- **Exercise**
Each line of the data that mentions the string "this" needs to be identified and copied.

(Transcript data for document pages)
= = = = = = =

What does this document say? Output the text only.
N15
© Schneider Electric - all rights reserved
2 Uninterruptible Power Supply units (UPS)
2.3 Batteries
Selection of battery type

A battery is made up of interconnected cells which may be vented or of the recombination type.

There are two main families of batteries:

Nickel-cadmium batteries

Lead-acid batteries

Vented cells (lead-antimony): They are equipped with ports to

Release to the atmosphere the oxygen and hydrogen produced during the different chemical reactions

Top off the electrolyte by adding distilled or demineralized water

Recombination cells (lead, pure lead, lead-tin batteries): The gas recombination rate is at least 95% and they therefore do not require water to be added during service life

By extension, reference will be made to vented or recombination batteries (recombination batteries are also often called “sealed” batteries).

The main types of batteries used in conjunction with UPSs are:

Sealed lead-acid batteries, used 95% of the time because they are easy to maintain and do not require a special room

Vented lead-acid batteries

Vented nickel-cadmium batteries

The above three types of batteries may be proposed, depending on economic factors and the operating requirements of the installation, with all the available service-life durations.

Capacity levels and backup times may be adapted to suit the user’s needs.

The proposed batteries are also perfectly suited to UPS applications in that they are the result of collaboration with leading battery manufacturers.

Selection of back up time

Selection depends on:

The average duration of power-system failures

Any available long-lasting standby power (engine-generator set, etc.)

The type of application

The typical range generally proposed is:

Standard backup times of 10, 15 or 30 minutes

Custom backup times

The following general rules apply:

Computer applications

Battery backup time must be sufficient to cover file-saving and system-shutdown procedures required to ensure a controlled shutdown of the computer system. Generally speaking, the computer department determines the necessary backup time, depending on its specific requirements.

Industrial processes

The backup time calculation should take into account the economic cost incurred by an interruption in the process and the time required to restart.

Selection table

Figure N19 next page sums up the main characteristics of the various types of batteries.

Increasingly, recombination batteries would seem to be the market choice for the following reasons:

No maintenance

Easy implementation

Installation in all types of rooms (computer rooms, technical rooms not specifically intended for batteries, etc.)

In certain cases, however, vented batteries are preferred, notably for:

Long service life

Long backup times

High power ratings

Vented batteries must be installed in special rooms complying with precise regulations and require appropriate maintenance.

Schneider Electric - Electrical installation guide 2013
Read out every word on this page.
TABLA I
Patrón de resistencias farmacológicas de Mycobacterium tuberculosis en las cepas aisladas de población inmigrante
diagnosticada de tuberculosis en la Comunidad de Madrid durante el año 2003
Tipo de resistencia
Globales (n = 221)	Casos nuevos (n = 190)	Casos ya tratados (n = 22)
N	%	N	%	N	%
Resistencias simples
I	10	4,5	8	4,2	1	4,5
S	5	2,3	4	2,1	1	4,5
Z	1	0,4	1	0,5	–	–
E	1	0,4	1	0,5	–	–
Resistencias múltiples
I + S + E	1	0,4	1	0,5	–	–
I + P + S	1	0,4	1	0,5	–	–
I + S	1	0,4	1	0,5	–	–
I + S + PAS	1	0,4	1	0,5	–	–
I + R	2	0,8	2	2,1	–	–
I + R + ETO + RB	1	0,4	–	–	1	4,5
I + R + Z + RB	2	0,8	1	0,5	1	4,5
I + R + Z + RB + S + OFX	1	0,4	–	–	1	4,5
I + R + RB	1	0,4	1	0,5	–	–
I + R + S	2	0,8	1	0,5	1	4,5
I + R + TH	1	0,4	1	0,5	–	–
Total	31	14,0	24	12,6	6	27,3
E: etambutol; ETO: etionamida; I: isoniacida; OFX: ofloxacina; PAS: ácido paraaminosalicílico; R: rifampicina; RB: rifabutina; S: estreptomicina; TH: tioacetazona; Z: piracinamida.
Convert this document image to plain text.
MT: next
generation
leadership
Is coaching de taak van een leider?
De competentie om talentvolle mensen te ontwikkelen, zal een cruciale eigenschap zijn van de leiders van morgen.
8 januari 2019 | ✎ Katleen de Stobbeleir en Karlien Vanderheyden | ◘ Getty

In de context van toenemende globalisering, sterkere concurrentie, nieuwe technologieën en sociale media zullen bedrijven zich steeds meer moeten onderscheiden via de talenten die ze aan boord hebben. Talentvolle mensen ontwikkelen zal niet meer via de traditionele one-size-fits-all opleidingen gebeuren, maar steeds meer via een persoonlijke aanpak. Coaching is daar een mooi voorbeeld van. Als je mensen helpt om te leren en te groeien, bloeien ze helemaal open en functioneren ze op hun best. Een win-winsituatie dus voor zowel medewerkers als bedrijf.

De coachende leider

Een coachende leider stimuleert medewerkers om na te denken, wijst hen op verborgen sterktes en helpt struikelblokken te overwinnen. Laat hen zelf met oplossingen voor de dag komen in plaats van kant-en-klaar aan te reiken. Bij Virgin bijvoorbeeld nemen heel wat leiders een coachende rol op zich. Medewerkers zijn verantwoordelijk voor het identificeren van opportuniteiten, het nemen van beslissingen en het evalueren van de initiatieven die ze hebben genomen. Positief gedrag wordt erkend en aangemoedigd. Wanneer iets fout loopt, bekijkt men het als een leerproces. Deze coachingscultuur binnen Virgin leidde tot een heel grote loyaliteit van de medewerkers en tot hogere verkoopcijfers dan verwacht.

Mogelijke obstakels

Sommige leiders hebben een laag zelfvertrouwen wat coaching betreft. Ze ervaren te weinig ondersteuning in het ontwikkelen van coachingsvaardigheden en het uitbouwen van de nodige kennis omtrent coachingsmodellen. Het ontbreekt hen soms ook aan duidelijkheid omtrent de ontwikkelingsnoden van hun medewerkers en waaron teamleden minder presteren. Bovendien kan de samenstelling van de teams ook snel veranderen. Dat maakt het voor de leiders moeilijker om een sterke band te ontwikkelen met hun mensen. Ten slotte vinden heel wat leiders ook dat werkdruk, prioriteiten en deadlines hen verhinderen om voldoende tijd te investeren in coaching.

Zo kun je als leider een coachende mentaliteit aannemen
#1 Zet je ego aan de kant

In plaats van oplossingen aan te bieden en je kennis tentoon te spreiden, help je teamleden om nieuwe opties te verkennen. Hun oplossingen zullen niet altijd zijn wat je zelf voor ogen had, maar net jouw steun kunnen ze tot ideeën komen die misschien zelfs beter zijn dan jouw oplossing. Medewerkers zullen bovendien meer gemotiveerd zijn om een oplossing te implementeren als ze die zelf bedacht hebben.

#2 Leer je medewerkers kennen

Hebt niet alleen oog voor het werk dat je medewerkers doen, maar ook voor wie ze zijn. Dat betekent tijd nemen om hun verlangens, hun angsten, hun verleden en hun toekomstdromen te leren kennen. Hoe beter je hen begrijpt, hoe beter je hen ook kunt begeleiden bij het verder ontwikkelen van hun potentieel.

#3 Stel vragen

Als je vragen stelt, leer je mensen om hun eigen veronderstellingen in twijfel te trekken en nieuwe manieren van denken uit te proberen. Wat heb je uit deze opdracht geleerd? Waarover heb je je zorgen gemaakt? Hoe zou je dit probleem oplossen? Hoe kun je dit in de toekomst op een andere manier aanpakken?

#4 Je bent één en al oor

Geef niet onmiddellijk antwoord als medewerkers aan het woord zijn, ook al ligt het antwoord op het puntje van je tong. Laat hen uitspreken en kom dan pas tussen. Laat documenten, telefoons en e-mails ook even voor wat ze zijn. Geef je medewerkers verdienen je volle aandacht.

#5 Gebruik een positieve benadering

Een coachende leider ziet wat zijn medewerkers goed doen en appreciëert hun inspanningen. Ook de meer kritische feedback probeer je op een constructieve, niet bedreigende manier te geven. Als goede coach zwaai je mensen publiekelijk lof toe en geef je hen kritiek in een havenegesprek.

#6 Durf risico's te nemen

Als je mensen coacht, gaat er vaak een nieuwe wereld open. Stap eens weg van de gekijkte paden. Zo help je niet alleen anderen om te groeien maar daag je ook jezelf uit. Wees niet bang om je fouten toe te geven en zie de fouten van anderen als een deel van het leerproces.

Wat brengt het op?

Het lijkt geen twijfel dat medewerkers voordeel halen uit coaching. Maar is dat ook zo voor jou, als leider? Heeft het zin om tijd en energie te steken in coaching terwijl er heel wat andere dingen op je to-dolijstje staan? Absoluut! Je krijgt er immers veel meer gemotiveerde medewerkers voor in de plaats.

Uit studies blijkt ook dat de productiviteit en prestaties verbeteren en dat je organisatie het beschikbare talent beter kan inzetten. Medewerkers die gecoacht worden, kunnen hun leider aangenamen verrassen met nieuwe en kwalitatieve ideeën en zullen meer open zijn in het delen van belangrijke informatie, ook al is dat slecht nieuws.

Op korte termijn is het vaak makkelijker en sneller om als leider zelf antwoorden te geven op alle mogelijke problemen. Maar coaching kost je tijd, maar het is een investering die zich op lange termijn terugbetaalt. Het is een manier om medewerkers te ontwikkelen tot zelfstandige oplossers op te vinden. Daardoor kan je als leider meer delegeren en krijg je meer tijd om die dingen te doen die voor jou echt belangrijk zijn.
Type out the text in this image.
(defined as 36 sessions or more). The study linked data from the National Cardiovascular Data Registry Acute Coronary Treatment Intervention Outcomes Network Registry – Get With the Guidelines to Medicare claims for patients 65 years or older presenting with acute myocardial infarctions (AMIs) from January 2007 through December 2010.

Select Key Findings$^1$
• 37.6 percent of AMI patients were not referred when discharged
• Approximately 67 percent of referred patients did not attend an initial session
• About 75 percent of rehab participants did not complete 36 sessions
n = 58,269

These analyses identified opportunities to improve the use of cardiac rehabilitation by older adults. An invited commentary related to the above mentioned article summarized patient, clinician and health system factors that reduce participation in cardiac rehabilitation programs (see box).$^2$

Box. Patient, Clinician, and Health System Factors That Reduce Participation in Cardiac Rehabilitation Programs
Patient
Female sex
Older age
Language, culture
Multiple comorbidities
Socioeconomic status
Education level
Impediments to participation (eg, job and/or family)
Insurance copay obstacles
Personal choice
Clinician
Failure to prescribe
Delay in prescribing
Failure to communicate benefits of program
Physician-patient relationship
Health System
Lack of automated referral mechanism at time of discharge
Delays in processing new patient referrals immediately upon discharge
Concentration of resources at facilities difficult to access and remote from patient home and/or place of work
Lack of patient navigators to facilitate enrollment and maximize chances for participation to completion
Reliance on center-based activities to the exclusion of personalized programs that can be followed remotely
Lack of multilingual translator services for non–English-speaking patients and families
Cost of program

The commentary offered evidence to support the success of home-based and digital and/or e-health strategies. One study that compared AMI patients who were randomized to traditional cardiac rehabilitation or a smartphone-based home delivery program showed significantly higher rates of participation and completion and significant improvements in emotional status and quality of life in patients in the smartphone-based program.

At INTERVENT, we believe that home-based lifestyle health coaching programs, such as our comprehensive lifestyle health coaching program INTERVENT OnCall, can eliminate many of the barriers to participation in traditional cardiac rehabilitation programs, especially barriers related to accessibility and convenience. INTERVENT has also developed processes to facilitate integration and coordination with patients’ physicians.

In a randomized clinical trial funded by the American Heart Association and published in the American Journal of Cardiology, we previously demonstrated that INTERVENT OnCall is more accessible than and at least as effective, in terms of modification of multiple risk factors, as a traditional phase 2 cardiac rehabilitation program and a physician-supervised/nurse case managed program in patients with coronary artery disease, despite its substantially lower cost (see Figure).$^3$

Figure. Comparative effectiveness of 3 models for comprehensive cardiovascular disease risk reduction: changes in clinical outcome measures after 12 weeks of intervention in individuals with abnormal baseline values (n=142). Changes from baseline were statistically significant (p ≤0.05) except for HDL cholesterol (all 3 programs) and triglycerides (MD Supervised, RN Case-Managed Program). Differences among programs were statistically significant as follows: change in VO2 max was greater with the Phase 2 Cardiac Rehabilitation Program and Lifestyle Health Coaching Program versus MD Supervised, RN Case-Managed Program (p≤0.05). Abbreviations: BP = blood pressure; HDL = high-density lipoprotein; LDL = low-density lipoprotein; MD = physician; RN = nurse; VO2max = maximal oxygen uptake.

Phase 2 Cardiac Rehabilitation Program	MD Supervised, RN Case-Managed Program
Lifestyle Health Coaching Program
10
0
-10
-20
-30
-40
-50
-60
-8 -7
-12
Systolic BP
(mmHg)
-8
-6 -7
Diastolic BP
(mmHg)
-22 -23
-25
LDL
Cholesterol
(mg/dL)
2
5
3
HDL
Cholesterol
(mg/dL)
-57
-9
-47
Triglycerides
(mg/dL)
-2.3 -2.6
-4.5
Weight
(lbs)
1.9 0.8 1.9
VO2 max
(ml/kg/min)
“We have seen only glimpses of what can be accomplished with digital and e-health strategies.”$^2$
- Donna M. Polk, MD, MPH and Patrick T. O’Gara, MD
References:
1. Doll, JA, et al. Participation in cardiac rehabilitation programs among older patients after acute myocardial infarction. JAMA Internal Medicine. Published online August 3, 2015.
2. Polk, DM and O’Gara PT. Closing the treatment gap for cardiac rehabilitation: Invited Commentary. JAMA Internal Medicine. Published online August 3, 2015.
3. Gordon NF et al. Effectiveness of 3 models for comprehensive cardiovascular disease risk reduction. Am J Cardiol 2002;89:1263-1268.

= = = = = = =

- **Exercise output**
What does this document say? Output the text only.
Read out every word on this page.
Convert this document image to plain text.
Type out the text in this image.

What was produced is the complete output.